## Problem to solve:
Look for "color" in each line of the entries, and return the matching lines.

## Source data:
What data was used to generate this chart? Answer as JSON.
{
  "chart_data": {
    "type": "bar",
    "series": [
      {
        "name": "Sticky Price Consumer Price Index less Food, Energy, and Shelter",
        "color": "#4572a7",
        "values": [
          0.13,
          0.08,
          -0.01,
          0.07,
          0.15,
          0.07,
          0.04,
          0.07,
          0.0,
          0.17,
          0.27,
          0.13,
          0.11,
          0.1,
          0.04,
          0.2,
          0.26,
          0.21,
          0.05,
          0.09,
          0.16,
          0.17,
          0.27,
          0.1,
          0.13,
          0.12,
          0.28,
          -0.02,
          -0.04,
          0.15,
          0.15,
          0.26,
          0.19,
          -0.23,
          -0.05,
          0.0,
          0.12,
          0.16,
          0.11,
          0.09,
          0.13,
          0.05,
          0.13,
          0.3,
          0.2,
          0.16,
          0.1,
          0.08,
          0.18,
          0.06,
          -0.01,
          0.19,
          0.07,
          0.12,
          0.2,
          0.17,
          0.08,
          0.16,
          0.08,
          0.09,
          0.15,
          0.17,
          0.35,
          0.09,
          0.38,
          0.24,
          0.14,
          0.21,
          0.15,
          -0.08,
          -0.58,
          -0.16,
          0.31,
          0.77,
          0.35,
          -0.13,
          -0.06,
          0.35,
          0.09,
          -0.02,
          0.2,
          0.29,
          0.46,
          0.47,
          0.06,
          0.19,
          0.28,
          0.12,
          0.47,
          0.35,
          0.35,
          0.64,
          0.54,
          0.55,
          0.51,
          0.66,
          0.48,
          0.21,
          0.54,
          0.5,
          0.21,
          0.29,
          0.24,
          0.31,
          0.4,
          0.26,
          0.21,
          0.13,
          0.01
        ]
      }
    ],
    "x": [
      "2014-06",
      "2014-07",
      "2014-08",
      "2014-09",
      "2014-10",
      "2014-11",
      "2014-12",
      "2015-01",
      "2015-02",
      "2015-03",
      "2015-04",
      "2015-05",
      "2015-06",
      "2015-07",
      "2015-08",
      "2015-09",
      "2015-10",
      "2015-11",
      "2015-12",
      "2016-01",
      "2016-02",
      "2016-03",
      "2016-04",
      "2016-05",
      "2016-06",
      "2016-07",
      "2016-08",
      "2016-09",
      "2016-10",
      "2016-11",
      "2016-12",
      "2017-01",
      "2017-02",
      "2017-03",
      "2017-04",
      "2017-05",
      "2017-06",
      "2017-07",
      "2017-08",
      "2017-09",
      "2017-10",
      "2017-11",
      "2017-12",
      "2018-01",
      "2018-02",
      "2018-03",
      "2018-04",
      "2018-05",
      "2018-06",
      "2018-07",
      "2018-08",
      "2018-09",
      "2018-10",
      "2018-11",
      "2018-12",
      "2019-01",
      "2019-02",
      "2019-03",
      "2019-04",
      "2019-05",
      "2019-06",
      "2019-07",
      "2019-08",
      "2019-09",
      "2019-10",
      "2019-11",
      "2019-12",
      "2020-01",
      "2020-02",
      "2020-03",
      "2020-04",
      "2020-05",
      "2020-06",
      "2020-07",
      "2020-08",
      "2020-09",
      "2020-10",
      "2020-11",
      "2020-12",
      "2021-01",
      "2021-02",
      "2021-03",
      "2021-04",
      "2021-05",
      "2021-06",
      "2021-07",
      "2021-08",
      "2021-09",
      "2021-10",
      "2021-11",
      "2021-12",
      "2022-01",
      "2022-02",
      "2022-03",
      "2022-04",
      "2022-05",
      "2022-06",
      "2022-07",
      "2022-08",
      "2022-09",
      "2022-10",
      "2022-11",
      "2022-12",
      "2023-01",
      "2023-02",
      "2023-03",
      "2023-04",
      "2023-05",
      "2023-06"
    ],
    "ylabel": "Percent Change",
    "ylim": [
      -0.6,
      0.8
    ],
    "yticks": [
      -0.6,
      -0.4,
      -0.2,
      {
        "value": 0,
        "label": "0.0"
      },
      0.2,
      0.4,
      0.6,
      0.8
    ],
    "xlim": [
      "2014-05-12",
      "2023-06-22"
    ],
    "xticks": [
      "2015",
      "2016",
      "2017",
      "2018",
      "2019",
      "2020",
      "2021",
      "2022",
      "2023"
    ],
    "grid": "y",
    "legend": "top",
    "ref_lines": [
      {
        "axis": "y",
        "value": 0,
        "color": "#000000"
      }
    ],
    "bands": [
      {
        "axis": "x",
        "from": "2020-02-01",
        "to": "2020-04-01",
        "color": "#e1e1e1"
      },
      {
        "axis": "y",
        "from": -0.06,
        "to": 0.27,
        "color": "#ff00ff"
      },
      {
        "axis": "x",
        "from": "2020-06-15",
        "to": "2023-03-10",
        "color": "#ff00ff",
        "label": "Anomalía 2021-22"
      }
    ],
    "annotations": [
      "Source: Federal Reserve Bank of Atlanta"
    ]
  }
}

## Solution for this problem:
        "color": "#4572a7",
        "color": "#000000"
        "color": "#e1e1e1"
        "color": "#ff00ff"
        "color": "#ff00ff",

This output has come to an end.